> What to do: Repeat every record below exactly, leaving out the pictures.

> Exercise materials:
_ _ _ _ _

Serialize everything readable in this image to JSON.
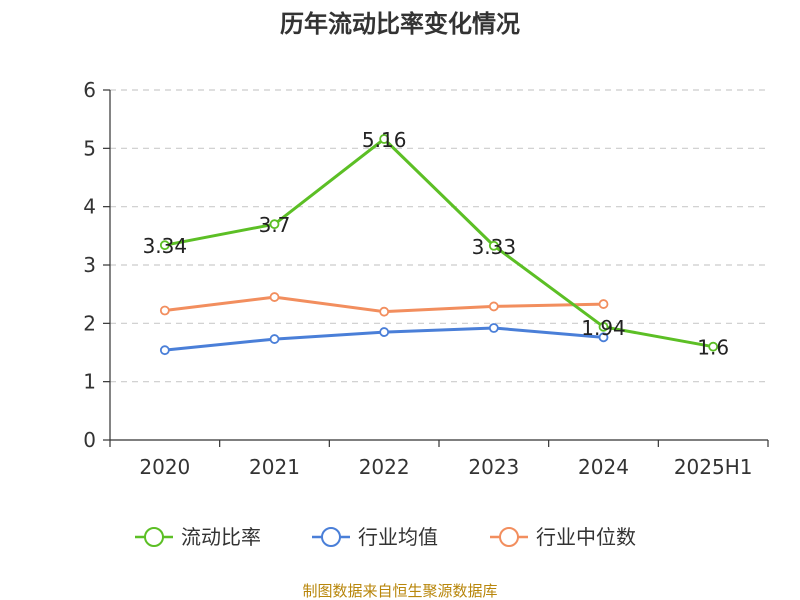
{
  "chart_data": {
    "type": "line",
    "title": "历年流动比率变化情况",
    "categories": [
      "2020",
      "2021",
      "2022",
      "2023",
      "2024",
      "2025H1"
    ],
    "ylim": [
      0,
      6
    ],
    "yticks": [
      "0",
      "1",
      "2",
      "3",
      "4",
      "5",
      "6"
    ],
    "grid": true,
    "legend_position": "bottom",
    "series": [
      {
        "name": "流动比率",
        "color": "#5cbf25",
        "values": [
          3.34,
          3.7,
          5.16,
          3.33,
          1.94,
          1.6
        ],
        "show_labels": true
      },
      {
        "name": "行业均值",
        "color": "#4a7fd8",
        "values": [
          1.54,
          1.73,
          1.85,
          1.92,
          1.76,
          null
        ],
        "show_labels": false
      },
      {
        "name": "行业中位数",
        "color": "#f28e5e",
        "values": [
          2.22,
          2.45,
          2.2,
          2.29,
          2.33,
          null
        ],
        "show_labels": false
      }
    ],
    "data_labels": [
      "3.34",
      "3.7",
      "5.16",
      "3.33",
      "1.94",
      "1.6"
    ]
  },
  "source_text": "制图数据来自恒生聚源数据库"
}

_ _ _ _ _

> Output of the task:
Serialize everything readable in this image to JSON.
{
  "chart_data": {
    "type": "line",
    "title": "历年流动比率变化情况",
    "categories": [
      "2020",
      "2021",
      "2022",
      "2023",
      "2024",
      "2025H1"
    ],
    "ylim": [
      0,
      6
    ],
    "yticks": [
      "0",
      "1",
      "2",
      "3",
      "4",
      "5",
      "6"
    ],
    "grid": true,
    "legend_position": "bottom",
    "series": [
      {
        "name": "流动比率",
        "color": "#5cbf25",
        "values": [
          3.34,
          3.7,
          5.16,
          3.33,
          1.94,
          1.6
        ],
        "show_labels": true
      },
      {
        "name": "行业均值",
        "color": "#4a7fd8",
        "values": [
          1.54,
          1.73,
          1.85,
          1.92,
          1.76,
          null
        ],
        "show_labels": false
      },
      {
        "name": "行业中位数",
        "color": "#f28e5e",
        "values": [
          2.22,
          2.45,
          2.2,
          2.29,
          2.33,
          null
        ],
        "show_labels": false
      }
    ],
    "data_labels": [
      "3.34",
      "3.7",
      "5.16",
      "3.33",
      "1.94",
      "1.6"
    ]
  },
  "source_text": "制图数据来自恒生聚源数据库"
}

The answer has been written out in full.